**Work to complete:** Output every line of the material exactly, omitting images.

---

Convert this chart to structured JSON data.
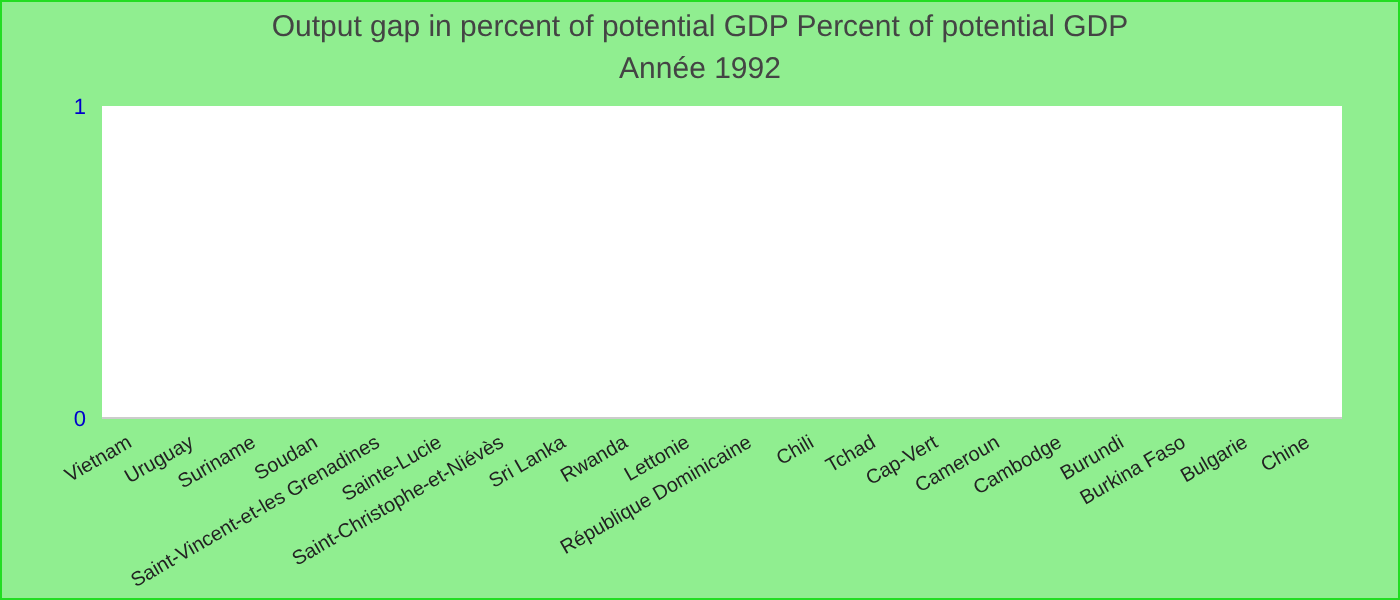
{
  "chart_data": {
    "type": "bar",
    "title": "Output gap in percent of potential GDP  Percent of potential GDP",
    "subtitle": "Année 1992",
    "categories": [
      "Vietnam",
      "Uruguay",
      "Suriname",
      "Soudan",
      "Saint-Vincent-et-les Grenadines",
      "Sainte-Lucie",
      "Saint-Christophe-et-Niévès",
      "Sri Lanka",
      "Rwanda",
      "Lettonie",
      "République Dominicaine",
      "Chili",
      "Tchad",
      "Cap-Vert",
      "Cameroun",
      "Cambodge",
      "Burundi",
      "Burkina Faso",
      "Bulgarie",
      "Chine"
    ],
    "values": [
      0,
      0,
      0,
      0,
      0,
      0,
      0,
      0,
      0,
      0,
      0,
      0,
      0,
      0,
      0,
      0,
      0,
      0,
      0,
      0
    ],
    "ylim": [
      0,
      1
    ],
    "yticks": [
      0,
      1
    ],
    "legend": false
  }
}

---

**Problem solution:**
Convert this chart to structured JSON data.
{
  "chart_data": {
    "type": "bar",
    "title": "Output gap in percent of potential GDP  Percent of potential GDP",
    "subtitle": "Année 1992",
    "categories": [
      "Vietnam",
      "Uruguay",
      "Suriname",
      "Soudan",
      "Saint-Vincent-et-les Grenadines",
      "Sainte-Lucie",
      "Saint-Christophe-et-Niévès",
      "Sri Lanka",
      "Rwanda",
      "Lettonie",
      "République Dominicaine",
      "Chili",
      "Tchad",
      "Cap-Vert",
      "Cameroun",
      "Cambodge",
      "Burundi",
      "Burkina Faso",
      "Bulgarie",
      "Chine"
    ],
    "values": [
      0,
      0,
      0,
      0,
      0,
      0,
      0,
      0,
      0,
      0,
      0,
      0,
      0,
      0,
      0,
      0,
      0,
      0,
      0,
      0
    ],
    "ylim": [
      0,
      1
    ],
    "yticks": [
      0,
      1
    ],
    "legend": false
  }
}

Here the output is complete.